───── Exercise materials ─────

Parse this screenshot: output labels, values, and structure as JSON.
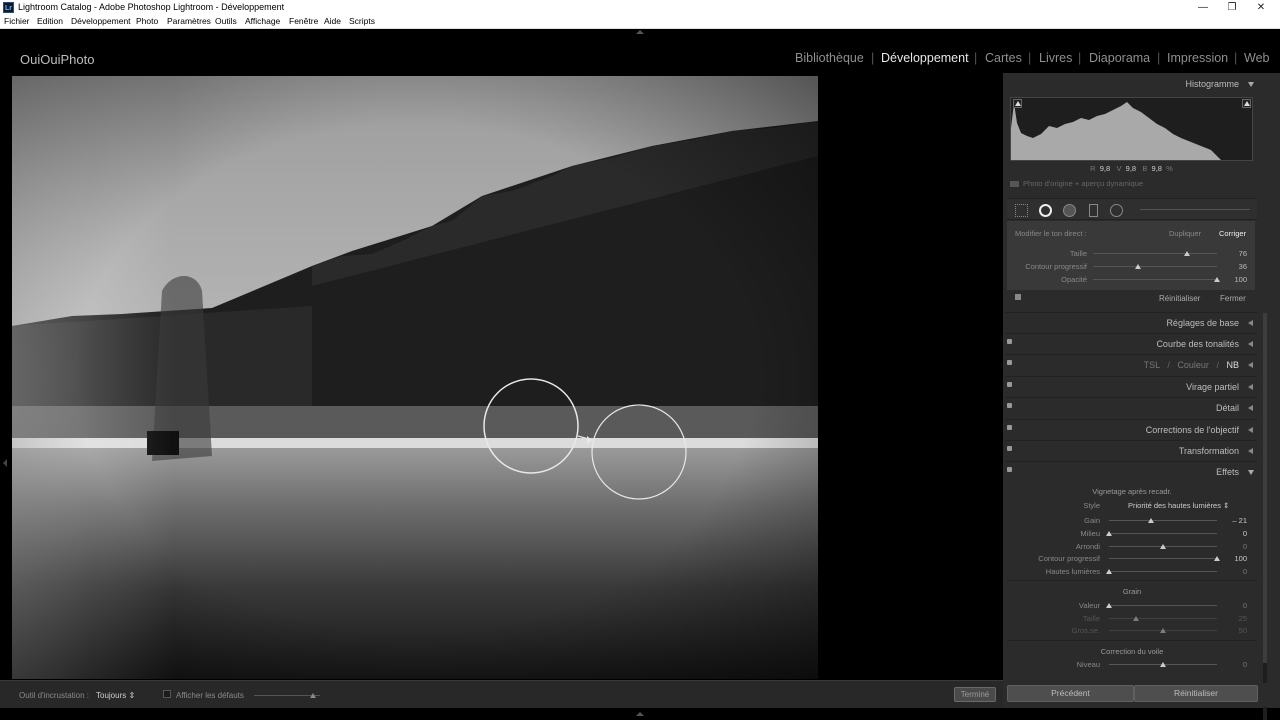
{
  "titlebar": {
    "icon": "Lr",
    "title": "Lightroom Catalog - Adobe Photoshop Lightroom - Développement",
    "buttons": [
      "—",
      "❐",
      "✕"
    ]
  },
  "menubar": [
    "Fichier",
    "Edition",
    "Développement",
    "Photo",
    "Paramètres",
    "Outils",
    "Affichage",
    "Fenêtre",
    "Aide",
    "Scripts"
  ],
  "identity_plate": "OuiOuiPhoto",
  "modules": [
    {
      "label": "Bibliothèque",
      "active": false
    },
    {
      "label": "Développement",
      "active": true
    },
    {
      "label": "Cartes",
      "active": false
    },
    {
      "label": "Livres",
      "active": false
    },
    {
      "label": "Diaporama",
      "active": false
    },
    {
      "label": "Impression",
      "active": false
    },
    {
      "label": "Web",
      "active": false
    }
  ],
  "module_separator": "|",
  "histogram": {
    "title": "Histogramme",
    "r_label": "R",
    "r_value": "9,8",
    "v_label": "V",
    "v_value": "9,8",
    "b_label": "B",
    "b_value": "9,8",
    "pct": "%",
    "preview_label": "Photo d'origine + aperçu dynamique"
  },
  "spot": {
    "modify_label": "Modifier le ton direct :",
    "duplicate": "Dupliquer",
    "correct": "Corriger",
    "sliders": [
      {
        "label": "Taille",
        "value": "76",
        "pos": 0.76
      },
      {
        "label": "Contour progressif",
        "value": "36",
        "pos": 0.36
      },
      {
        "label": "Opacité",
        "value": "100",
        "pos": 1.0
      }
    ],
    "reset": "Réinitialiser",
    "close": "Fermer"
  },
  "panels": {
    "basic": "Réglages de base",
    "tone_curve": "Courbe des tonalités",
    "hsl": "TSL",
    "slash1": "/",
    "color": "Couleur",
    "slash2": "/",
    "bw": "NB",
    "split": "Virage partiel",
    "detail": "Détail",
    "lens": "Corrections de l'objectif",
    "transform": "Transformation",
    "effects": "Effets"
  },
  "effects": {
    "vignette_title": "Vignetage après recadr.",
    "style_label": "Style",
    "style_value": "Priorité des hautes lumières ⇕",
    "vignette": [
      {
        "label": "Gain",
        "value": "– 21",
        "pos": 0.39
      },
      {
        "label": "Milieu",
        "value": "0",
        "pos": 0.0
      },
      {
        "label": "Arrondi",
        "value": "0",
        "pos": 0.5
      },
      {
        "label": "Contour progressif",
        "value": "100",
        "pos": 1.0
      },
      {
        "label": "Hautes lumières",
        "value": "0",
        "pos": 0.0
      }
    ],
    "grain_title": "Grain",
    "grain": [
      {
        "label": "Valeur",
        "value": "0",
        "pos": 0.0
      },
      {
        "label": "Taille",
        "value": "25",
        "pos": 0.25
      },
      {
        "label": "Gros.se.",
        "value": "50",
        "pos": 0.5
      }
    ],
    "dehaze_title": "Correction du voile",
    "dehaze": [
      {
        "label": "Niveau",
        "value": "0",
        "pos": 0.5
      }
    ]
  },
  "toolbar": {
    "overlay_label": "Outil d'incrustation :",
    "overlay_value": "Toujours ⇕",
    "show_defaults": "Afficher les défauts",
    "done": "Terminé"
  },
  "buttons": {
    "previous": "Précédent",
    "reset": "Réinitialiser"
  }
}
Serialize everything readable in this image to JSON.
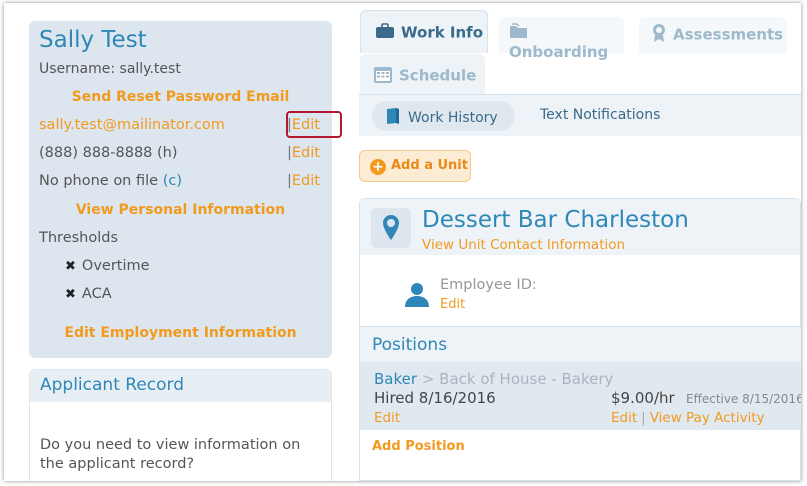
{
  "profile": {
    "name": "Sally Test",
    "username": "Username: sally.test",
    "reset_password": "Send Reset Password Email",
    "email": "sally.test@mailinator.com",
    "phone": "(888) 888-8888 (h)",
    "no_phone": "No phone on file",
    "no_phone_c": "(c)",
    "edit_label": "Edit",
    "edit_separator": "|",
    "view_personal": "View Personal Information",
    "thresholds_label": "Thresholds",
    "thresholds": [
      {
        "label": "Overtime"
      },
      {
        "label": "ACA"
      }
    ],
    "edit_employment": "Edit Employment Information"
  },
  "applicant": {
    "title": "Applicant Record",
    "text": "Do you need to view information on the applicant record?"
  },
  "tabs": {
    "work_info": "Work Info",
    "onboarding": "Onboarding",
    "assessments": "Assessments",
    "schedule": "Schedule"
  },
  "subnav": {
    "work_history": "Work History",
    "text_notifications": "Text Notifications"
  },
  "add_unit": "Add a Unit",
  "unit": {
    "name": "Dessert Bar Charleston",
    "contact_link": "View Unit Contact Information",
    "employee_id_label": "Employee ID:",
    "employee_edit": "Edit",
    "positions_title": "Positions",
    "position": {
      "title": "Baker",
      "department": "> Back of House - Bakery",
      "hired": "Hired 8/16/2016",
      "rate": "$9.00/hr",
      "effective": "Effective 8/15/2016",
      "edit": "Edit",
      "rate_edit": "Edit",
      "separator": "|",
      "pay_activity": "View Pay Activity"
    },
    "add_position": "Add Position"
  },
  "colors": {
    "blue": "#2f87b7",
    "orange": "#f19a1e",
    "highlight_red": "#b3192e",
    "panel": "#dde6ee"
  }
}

─────

To do: Quote the data above in full and without alteration; skip the pictures.

The response:
Parse this screenshot: output labels, values, and structure as JSON.
{
  "titlebar": {
    "icon": "Lr",
    "title": "Lightroom Catalog - Adobe Photoshop Lightroom - Développement",
    "buttons": [
      "—",
      "❐",
      "✕"
    ]
  },
  "menubar": [
    "Fichier",
    "Edition",
    "Développement",
    "Photo",
    "Paramètres",
    "Outils",
    "Affichage",
    "Fenêtre",
    "Aide",
    "Scripts"
  ],
  "identity_plate": "OuiOuiPhoto",
  "modules": [
    {
      "label": "Bibliothèque",
      "active": false
    },
    {
      "label": "Développement",
      "active": true
    },
    {
      "label": "Cartes",
      "active": false
    },
    {
      "label": "Livres",
      "active": false
    },
    {
      "label": "Diaporama",
      "active": false
    },
    {
      "label": "Impression",
      "active": false
    },
    {
      "label": "Web",
      "active": false
    }
  ],
  "module_separator": "|",
  "histogram": {
    "title": "Histogramme",
    "r_label": "R",
    "r_value": "9,8",
    "v_label": "V",
    "v_value": "9,8",
    "b_label": "B",
    "b_value": "9,8",
    "pct": "%",
    "preview_label": "Photo d'origine + aperçu dynamique"
  },
  "spot": {
    "modify_label": "Modifier le ton direct :",
    "duplicate": "Dupliquer",
    "correct": "Corriger",
    "sliders": [
      {
        "label": "Taille",
        "value": "76",
        "pos": 0.76
      },
      {
        "label": "Contour progressif",
        "value": "36",
        "pos": 0.36
      },
      {
        "label": "Opacité",
        "value": "100",
        "pos": 1.0
      }
    ],
    "reset": "Réinitialiser",
    "close": "Fermer"
  },
  "panels": {
    "basic": "Réglages de base",
    "tone_curve": "Courbe des tonalités",
    "hsl": "TSL",
    "slash1": "/",
    "color": "Couleur",
    "slash2": "/",
    "bw": "NB",
    "split": "Virage partiel",
    "detail": "Détail",
    "lens": "Corrections de l'objectif",
    "transform": "Transformation",
    "effects": "Effets"
  },
  "effects": {
    "vignette_title": "Vignetage après recadr.",
    "style_label": "Style",
    "style_value": "Priorité des hautes lumières ⇕",
    "vignette": [
      {
        "label": "Gain",
        "value": "– 21",
        "pos": 0.39
      },
      {
        "label": "Milieu",
        "value": "0",
        "pos": 0.0
      },
      {
        "label": "Arrondi",
        "value": "0",
        "pos": 0.5
      },
      {
        "label": "Contour progressif",
        "value": "100",
        "pos": 1.0
      },
      {
        "label": "Hautes lumières",
        "value": "0",
        "pos": 0.0
      }
    ],
    "grain_title": "Grain",
    "grain": [
      {
        "label": "Valeur",
        "value": "0",
        "pos": 0.0
      },
      {
        "label": "Taille",
        "value": "25",
        "pos": 0.25
      },
      {
        "label": "Gros.se.",
        "value": "50",
        "pos": 0.5
      }
    ],
    "dehaze_title": "Correction du voile",
    "dehaze": [
      {
        "label": "Niveau",
        "value": "0",
        "pos": 0.5
      }
    ]
  },
  "toolbar": {
    "overlay_label": "Outil d'incrustation :",
    "overlay_value": "Toujours ⇕",
    "show_defaults": "Afficher les défauts",
    "done": "Terminé"
  },
  "buttons": {
    "previous": "Précédent",
    "reset": "Réinitialiser"
  }
}
Serialize everything readable in this image to JSON.
{
  "profile": {
    "name": "Sally Test",
    "username": "Username: sally.test",
    "reset_password": "Send Reset Password Email",
    "email": "sally.test@mailinator.com",
    "phone": "(888) 888-8888 (h)",
    "no_phone": "No phone on file",
    "no_phone_c": "(c)",
    "edit_label": "Edit",
    "edit_separator": "|",
    "view_personal": "View Personal Information",
    "thresholds_label": "Thresholds",
    "thresholds": [
      {
        "label": "Overtime"
      },
      {
        "label": "ACA"
      }
    ],
    "edit_employment": "Edit Employment Information"
  },
  "applicant": {
    "title": "Applicant Record",
    "text": "Do you need to view information on the applicant record?"
  },
  "tabs": {
    "work_info": "Work Info",
    "onboarding": "Onboarding",
    "assessments": "Assessments",
    "schedule": "Schedule"
  },
  "subnav": {
    "work_history": "Work History",
    "text_notifications": "Text Notifications"
  },
  "add_unit": "Add a Unit",
  "unit": {
    "name": "Dessert Bar Charleston",
    "contact_link": "View Unit Contact Information",
    "employee_id_label": "Employee ID:",
    "employee_edit": "Edit",
    "positions_title": "Positions",
    "position": {
      "title": "Baker",
      "department": "> Back of House - Bakery",
      "hired": "Hired 8/16/2016",
      "rate": "$9.00/hr",
      "effective": "Effective 8/15/2016",
      "edit": "Edit",
      "rate_edit": "Edit",
      "separator": "|",
      "pay_activity": "View Pay Activity"
    },
    "add_position": "Add Position"
  },
  "colors": {
    "blue": "#2f87b7",
    "orange": "#f19a1e",
    "highlight_red": "#b3192e",
    "panel": "#dde6ee"
  }
}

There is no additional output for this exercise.